Collected data –

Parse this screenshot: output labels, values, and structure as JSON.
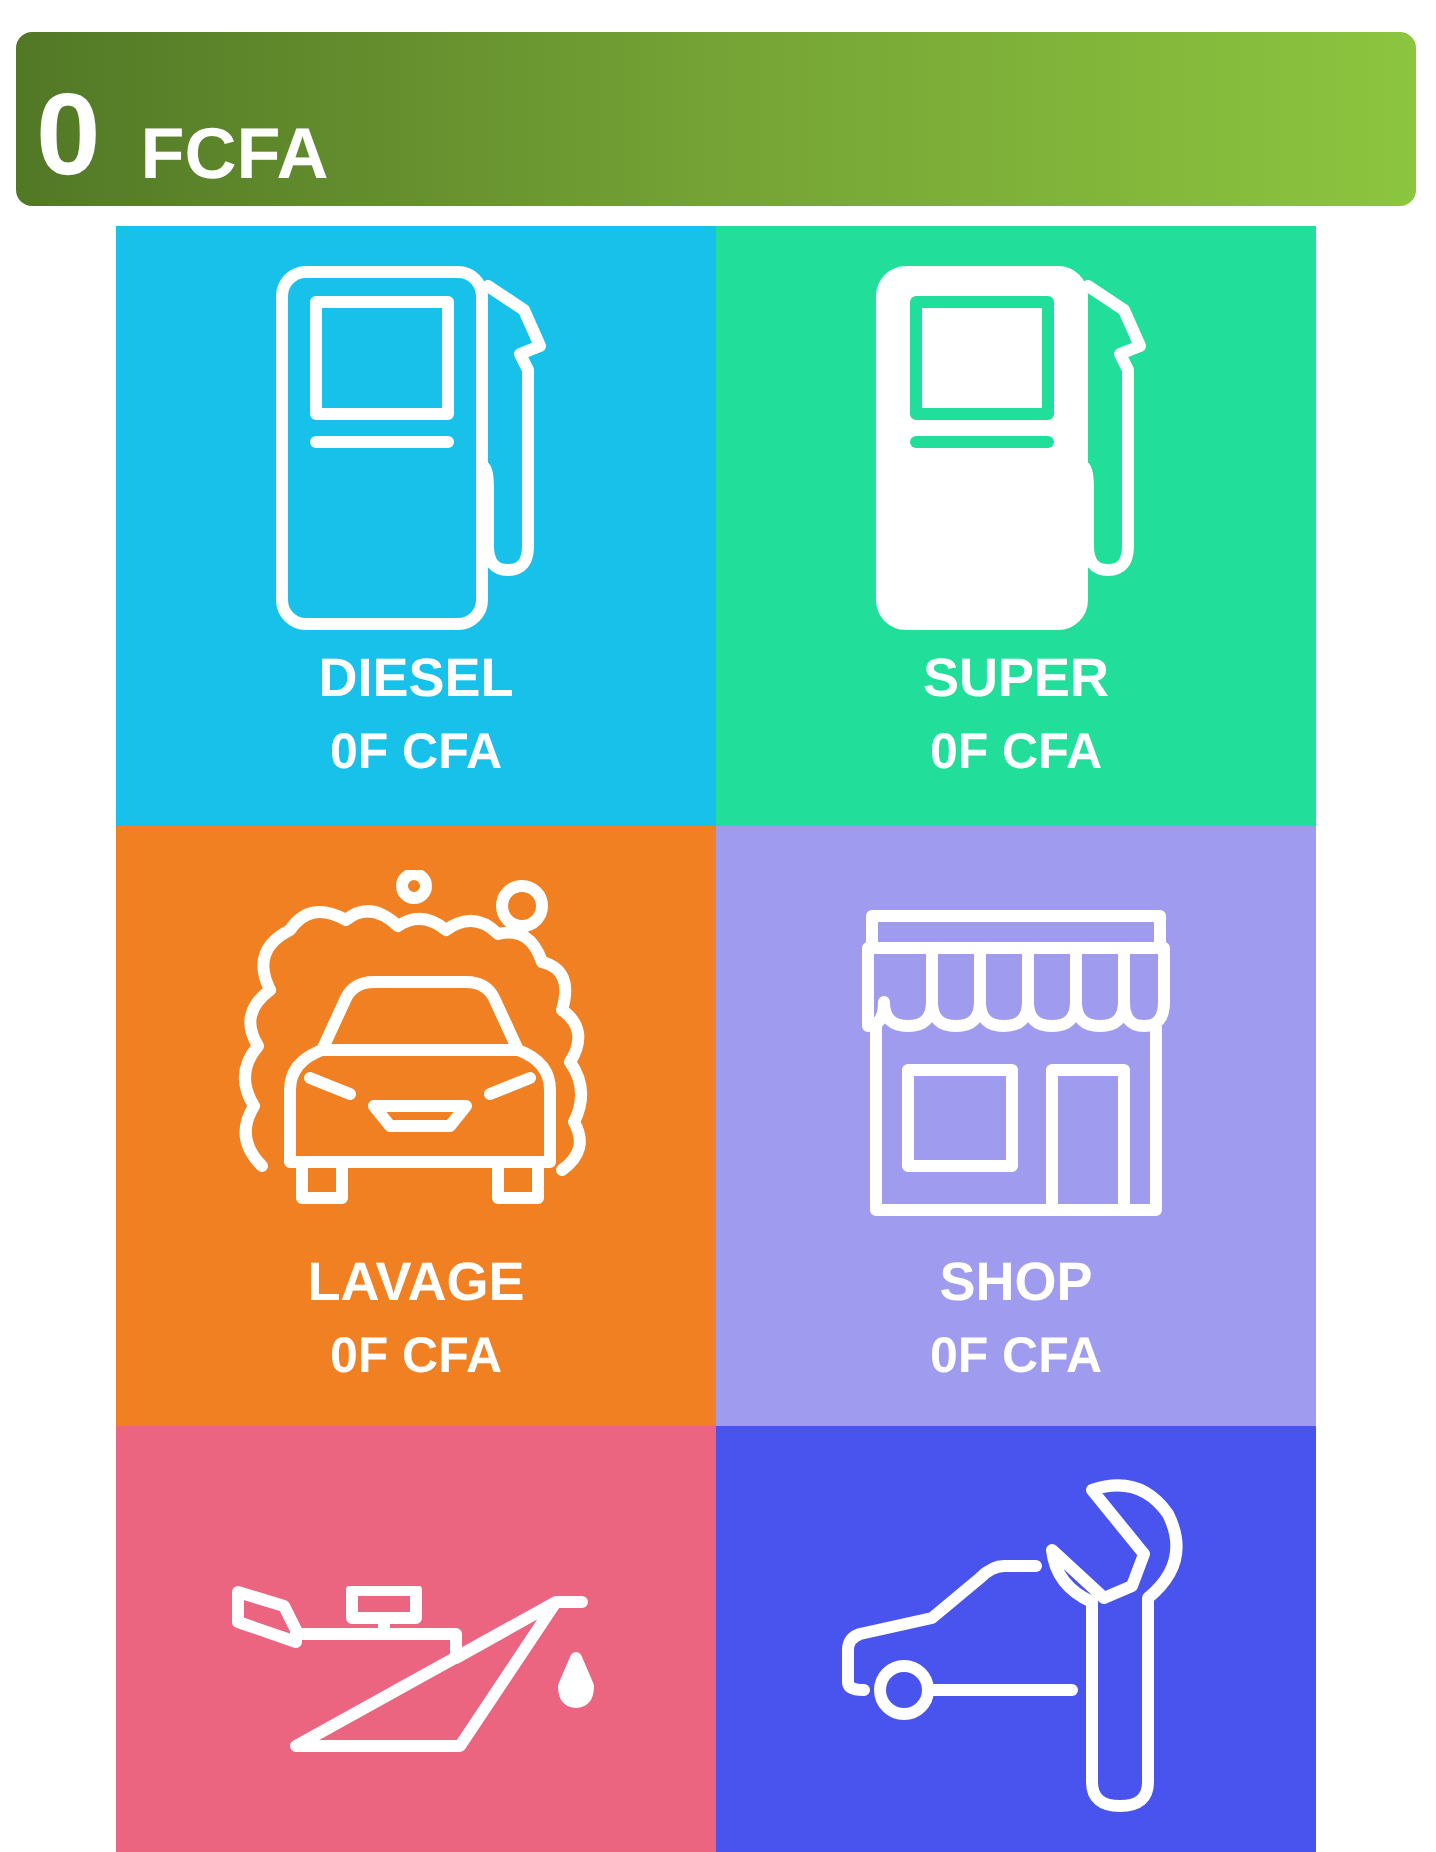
{
  "balance": {
    "amount": "0",
    "currency": "FCFA"
  },
  "tiles": [
    {
      "kind": "pump",
      "color": "#17c1ea",
      "label": "DIESEL",
      "amount": "0F CFA"
    },
    {
      "kind": "pump-filled",
      "color": "#21de9b",
      "label": "SUPER",
      "amount": "0F CFA"
    },
    {
      "kind": "carwash",
      "color": "#f08022",
      "label": "LAVAGE",
      "amount": "0F CFA"
    },
    {
      "kind": "shop",
      "color": "#9f9cf0",
      "label": "SHOP",
      "amount": "0F CFA"
    },
    {
      "kind": "oil",
      "color": "#eb6480"
    },
    {
      "kind": "service",
      "color": "#4953ee"
    }
  ]
}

Exercise task – Repeat the records word for word. Any picture in them should be left out.

Final result –
Parse this screenshot: output labels, values, and structure as JSON.
{
  "balance": {
    "amount": "0",
    "currency": "FCFA"
  },
  "tiles": [
    {
      "kind": "pump",
      "color": "#17c1ea",
      "label": "DIESEL",
      "amount": "0F CFA"
    },
    {
      "kind": "pump-filled",
      "color": "#21de9b",
      "label": "SUPER",
      "amount": "0F CFA"
    },
    {
      "kind": "carwash",
      "color": "#f08022",
      "label": "LAVAGE",
      "amount": "0F CFA"
    },
    {
      "kind": "shop",
      "color": "#9f9cf0",
      "label": "SHOP",
      "amount": "0F CFA"
    },
    {
      "kind": "oil",
      "color": "#eb6480"
    },
    {
      "kind": "service",
      "color": "#4953ee"
    }
  ]
}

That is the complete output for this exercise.